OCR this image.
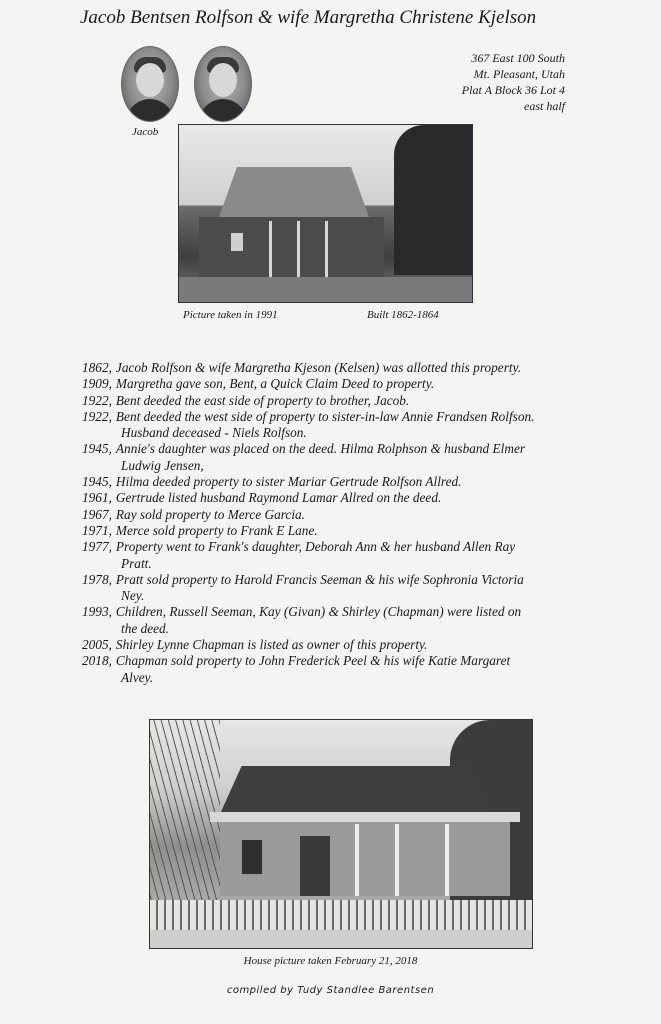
Jacob Bentsen Rolfson & wife Margretha Christene Kjelson
Jacob
367 East 100 South
Mt. Pleasant, Utah
Plat A Block 36 Lot 4
east half
Picture taken in 1991	Built 1862-1864
1862, Jacob Rolfson & wife Margretha Kjeson (Kelsen) was allotted this property.
1909, Margretha gave son, Bent, a Quick Claim Deed to property.
1922, Bent deeded the east side of property to brother, Jacob.
1922, Bent deeded the west side of property to sister-in-law Annie Frandsen Rolfson.
Husband deceased - Niels Rolfson.
1945, Annie's daughter was placed on the deed. Hilma Rolphson & husband Elmer
Ludwig Jensen,
1945, Hilma deeded property to sister Mariar Gertrude Rolfson Allred.
1961, Gertrude listed husband Raymond Lamar Allred on the deed.
1967, Ray sold property to Merce Garcia.
1971, Merce sold property to Frank E Lane.
1977, Property went to Frank's daughter, Deborah Ann & her husband Allen Ray
Pratt.
1978, Pratt sold property to Harold Francis Seeman & his wife Sophronia Victoria
Ney.
1993, Children, Russell Seeman, Kay (Givan) & Shirley (Chapman) were listed on
the deed.
2005, Shirley Lynne Chapman is listed as owner of this property.
2018, Chapman sold property to John Frederick Peel & his wife Katie Margaret
Alvey.
House picture taken February 21, 2018
compiled by Tudy Standlee Barentsen
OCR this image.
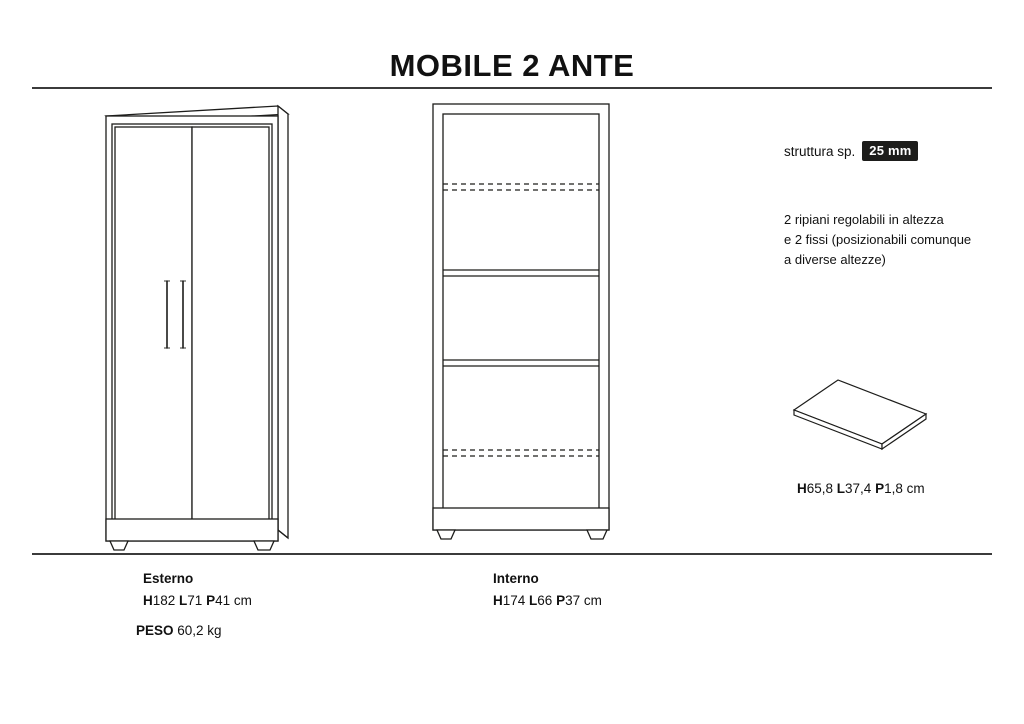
MOBILE 2 ANTE
struttura sp.	25 mm
2 ripiani regolabili in altezza
e 2 fissi (posizionabili comunque
a diverse altezze)
H65,8 L37,4 P1,8 cm
Esterno
H182 L71 P41 cm
PESO 60,2 kg
Interno
H174 L66 P37 cm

*-*-*

> [STATED EXERCISE] The data above should be repeated exactly, minus any pictures.

> [TASK RESULT]
OCR this image.
Jacob Bentsen Rolfson & wife Margretha Christene Kjelson
Jacob
367 East 100 South
Mt. Pleasant, Utah
Plat A Block 36 Lot 4
east half
Picture taken in 1991	Built 1862-1864
1862, Jacob Rolfson & wife Margretha Kjeson (Kelsen) was allotted this property.
1909, Margretha gave son, Bent, a Quick Claim Deed to property.
1922, Bent deeded the east side of property to brother, Jacob.
1922, Bent deeded the west side of property to sister-in-law Annie Frandsen Rolfson.
Husband deceased - Niels Rolfson.
1945, Annie's daughter was placed on the deed. Hilma Rolphson & husband Elmer
Ludwig Jensen,
1945, Hilma deeded property to sister Mariar Gertrude Rolfson Allred.
1961, Gertrude listed husband Raymond Lamar Allred on the deed.
1967, Ray sold property to Merce Garcia.
1971, Merce sold property to Frank E Lane.
1977, Property went to Frank's daughter, Deborah Ann & her husband Allen Ray
Pratt.
1978, Pratt sold property to Harold Francis Seeman & his wife Sophronia Victoria
Ney.
1993, Children, Russell Seeman, Kay (Givan) & Shirley (Chapman) were listed on
the deed.
2005, Shirley Lynne Chapman is listed as owner of this property.
2018, Chapman sold property to John Frederick Peel & his wife Katie Margaret
Alvey.
House picture taken February 21, 2018
compiled by Tudy Standlee Barentsen
OCR this image.
MOBILE 2 ANTE
struttura sp.	25 mm
2 ripiani regolabili in altezza
e 2 fissi (posizionabili comunque
a diverse altezze)
H65,8 L37,4 P1,8 cm
Esterno
H182 L71 P41 cm
PESO 60,2 kg
Interno
H174 L66 P37 cm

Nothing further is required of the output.